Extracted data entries
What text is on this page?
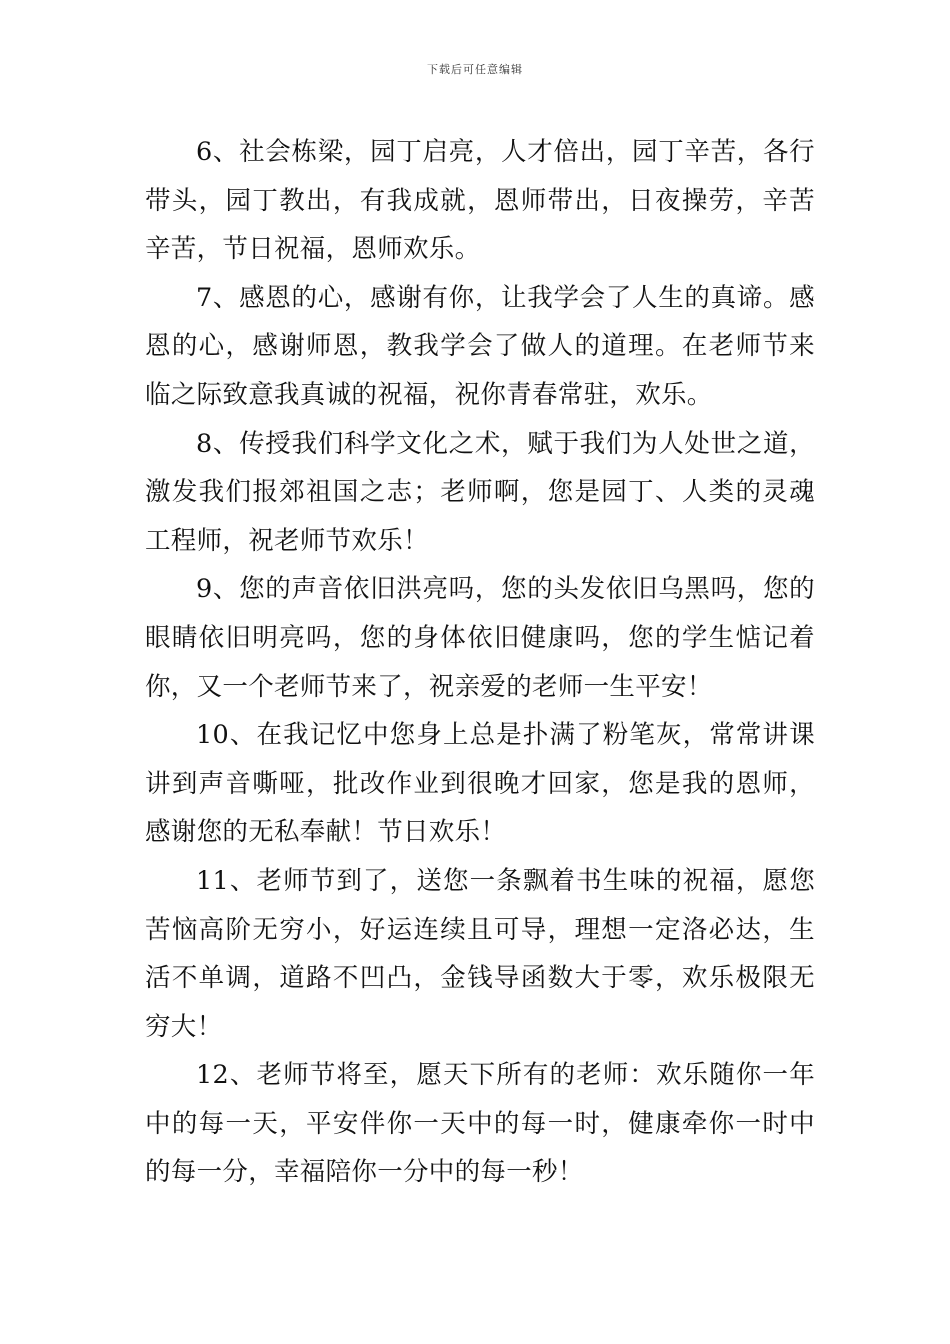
下载后可任意编辑

6、社会栋梁，园丁启亮，人才倍出，园丁辛苦，各行带头，园丁教出，有我成就，恩师带出，日夜操劳，辛苦辛苦，节日祝福，恩师欢乐。

7、感恩的心，感谢有你，让我学会了人生的真谛。感恩的心，感谢师恩，教我学会了做人的道理。在老师节来临之际致意我真诚的祝福，祝你青春常驻，欢乐。

8、传授我们科学文化之术，赋于我们为人处世之道，激发我们报郊祖国之志；老师啊，您是园丁、人类的灵魂工程师，祝老师节欢乐！

9、您的声音依旧洪亮吗，您的头发依旧乌黑吗，您的眼睛依旧明亮吗，您的身体依旧健康吗，您的学生惦记着你，又一个老师节来了，祝亲爱的老师一生平安！

10、在我记忆中您身上总是扑满了粉笔灰，常常讲课讲到声音嘶哑，批改作业到很晚才回家，您是我的恩师，感谢您的无私奉献！节日欢乐！

11、老师节到了，送您一条飘着书生味的祝福，愿您苦恼高阶无穷小，好运连续且可导，理想一定洛必达，生活不单调，道路不凹凸，金钱导函数大于零，欢乐极限无穷大！

12、老师节将至，愿天下所有的老师：欢乐随你一年中的每一天，平安伴你一天中的每一时，健康牵你一时中的每一分，幸福陪你一分中的每一秒！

Written request - Reproduce all of the data exactly, omitting each picture it holds.

Solution for this task -
What text is on this page?
下载后可任意编辑

6、社会栋梁，园丁启亮，人才倍出，园丁辛苦，各行带头，园丁教出，有我成就，恩师带出，日夜操劳，辛苦辛苦，节日祝福，恩师欢乐。

7、感恩的心，感谢有你，让我学会了人生的真谛。感恩的心，感谢师恩，教我学会了做人的道理。在老师节来临之际致意我真诚的祝福，祝你青春常驻，欢乐。

8、传授我们科学文化之术，赋于我们为人处世之道，激发我们报郊祖国之志；老师啊，您是园丁、人类的灵魂工程师，祝老师节欢乐！

9、您的声音依旧洪亮吗，您的头发依旧乌黑吗，您的眼睛依旧明亮吗，您的身体依旧健康吗，您的学生惦记着你，又一个老师节来了，祝亲爱的老师一生平安！

10、在我记忆中您身上总是扑满了粉笔灰，常常讲课讲到声音嘶哑，批改作业到很晚才回家，您是我的恩师，感谢您的无私奉献！节日欢乐！

11、老师节到了，送您一条飘着书生味的祝福，愿您苦恼高阶无穷小，好运连续且可导，理想一定洛必达，生活不单调，道路不凹凸，金钱导函数大于零，欢乐极限无穷大！

12、老师节将至，愿天下所有的老师：欢乐随你一年中的每一天，平安伴你一天中的每一时，健康牵你一时中的每一分，幸福陪你一分中的每一秒！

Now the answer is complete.